# start of Input for this task

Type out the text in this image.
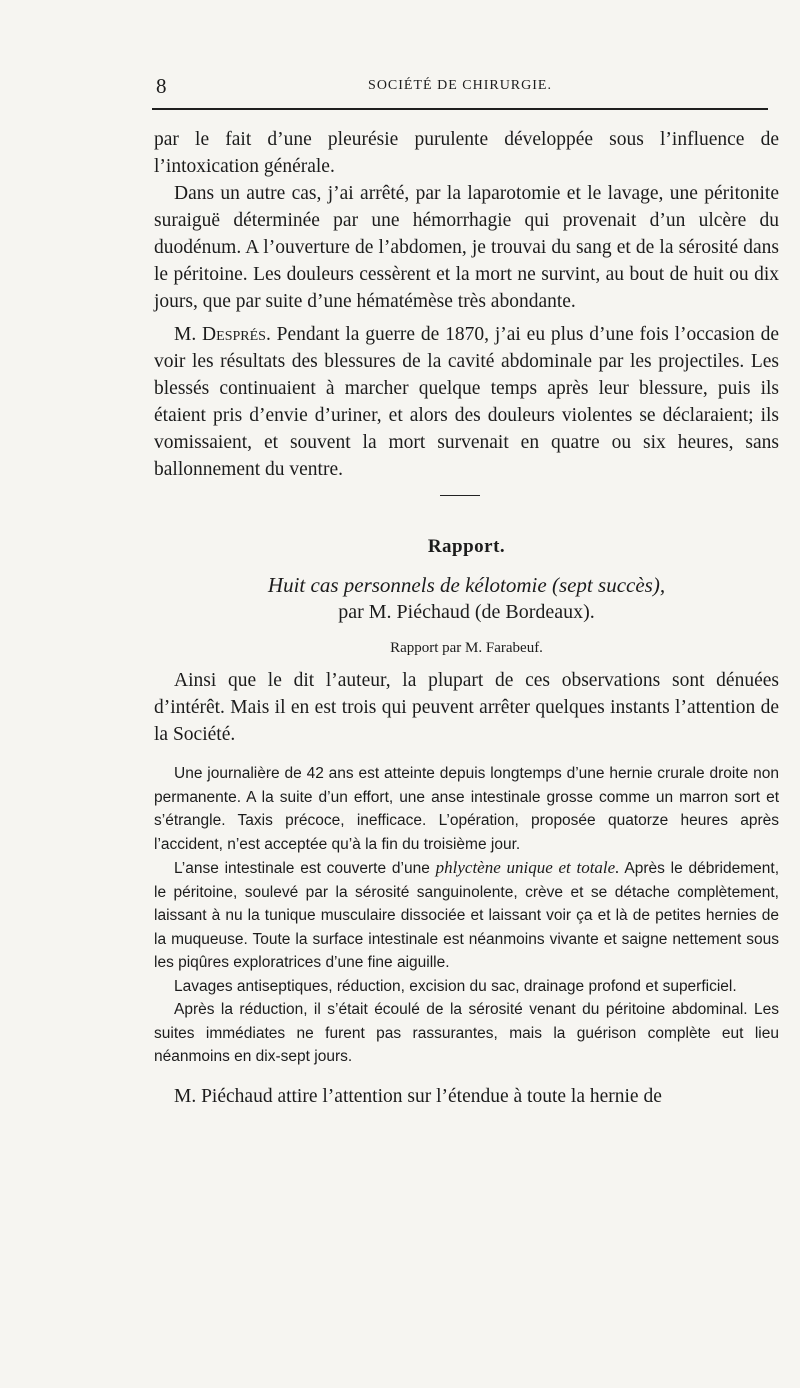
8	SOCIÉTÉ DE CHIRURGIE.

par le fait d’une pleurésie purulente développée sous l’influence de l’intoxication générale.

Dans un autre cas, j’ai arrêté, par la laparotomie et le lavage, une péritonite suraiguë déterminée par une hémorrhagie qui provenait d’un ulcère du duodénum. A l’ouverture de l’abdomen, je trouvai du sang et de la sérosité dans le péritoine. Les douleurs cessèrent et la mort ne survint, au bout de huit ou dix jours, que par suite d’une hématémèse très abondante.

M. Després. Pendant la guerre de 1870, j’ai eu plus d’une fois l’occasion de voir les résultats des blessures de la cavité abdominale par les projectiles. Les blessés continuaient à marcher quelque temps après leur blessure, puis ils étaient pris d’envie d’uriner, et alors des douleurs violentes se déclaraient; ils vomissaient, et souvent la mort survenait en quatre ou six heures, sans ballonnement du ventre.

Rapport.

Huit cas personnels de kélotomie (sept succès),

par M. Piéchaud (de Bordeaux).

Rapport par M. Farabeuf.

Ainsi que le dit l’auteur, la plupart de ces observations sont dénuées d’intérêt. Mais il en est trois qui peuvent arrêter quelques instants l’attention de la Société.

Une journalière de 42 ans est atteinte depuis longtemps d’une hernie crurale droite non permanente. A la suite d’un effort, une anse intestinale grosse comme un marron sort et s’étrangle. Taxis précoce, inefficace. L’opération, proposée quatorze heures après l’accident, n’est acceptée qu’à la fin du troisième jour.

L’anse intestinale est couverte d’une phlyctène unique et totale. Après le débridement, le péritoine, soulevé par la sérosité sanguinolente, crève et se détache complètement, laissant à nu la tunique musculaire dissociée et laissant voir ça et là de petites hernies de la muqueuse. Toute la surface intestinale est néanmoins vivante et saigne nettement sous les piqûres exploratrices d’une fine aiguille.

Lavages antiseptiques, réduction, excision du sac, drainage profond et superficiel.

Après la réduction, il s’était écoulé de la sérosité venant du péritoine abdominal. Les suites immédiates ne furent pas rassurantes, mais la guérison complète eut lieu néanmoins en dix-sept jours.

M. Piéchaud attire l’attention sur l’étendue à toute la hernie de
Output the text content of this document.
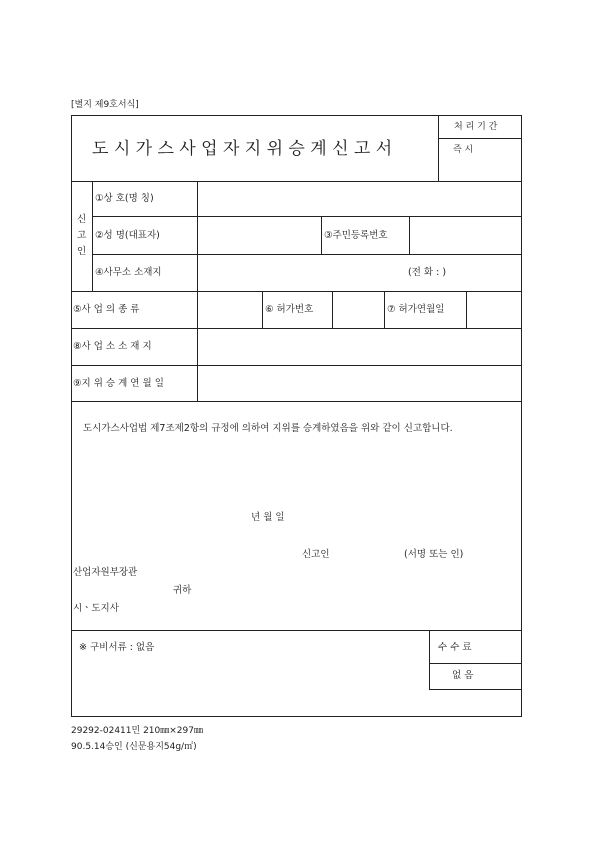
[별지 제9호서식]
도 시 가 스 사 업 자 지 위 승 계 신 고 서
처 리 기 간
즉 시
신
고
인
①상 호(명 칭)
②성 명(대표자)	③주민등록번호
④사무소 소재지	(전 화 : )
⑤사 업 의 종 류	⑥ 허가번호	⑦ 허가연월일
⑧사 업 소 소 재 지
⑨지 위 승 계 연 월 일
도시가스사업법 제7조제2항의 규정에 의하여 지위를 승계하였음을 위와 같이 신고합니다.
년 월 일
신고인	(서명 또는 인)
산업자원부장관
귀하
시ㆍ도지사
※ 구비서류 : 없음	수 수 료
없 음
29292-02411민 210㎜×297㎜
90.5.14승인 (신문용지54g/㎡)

# end of Input for this task

Transcribe the preceding listing in its entirety and with exact wording, leaving out pictures.

Type out the text in this image.
8	SOCIÉTÉ DE CHIRURGIE.

par le fait d’une pleurésie purulente développée sous l’influence de l’intoxication générale.

Dans un autre cas, j’ai arrêté, par la laparotomie et le lavage, une péritonite suraiguë déterminée par une hémorrhagie qui provenait d’un ulcère du duodénum. A l’ouverture de l’abdomen, je trouvai du sang et de la sérosité dans le péritoine. Les douleurs cessèrent et la mort ne survint, au bout de huit ou dix jours, que par suite d’une hématémèse très abondante.

M. Després. Pendant la guerre de 1870, j’ai eu plus d’une fois l’occasion de voir les résultats des blessures de la cavité abdominale par les projectiles. Les blessés continuaient à marcher quelque temps après leur blessure, puis ils étaient pris d’envie d’uriner, et alors des douleurs violentes se déclaraient; ils vomissaient, et souvent la mort survenait en quatre ou six heures, sans ballonnement du ventre.

Rapport.

Huit cas personnels de kélotomie (sept succès),

par M. Piéchaud (de Bordeaux).

Rapport par M. Farabeuf.

Ainsi que le dit l’auteur, la plupart de ces observations sont dénuées d’intérêt. Mais il en est trois qui peuvent arrêter quelques instants l’attention de la Société.

Une journalière de 42 ans est atteinte depuis longtemps d’une hernie crurale droite non permanente. A la suite d’un effort, une anse intestinale grosse comme un marron sort et s’étrangle. Taxis précoce, inefficace. L’opération, proposée quatorze heures après l’accident, n’est acceptée qu’à la fin du troisième jour.

L’anse intestinale est couverte d’une phlyctène unique et totale. Après le débridement, le péritoine, soulevé par la sérosité sanguinolente, crève et se détache complètement, laissant à nu la tunique musculaire dissociée et laissant voir ça et là de petites hernies de la muqueuse. Toute la surface intestinale est néanmoins vivante et saigne nettement sous les piqûres exploratrices d’une fine aiguille.

Lavages antiseptiques, réduction, excision du sac, drainage profond et superficiel.

Après la réduction, il s’était écoulé de la sérosité venant du péritoine abdominal. Les suites immédiates ne furent pas rassurantes, mais la guérison complète eut lieu néanmoins en dix-sept jours.

M. Piéchaud attire l’attention sur l’étendue à toute la hernie de
Output the text content of this document.
[별지 제9호서식]
도 시 가 스 사 업 자 지 위 승 계 신 고 서
처 리 기 간
즉 시
신
고
인
①상 호(명 칭)
②성 명(대표자)	③주민등록번호
④사무소 소재지	(전 화 : )
⑤사 업 의 종 류	⑥ 허가번호	⑦ 허가연월일
⑧사 업 소 소 재 지
⑨지 위 승 계 연 월 일
도시가스사업법 제7조제2항의 규정에 의하여 지위를 승계하였음을 위와 같이 신고합니다.
년 월 일
신고인	(서명 또는 인)
산업자원부장관
귀하
시ㆍ도지사
※ 구비서류 : 없음	수 수 료
없 음
29292-02411민 210㎜×297㎜
90.5.14승인 (신문용지54g/㎡)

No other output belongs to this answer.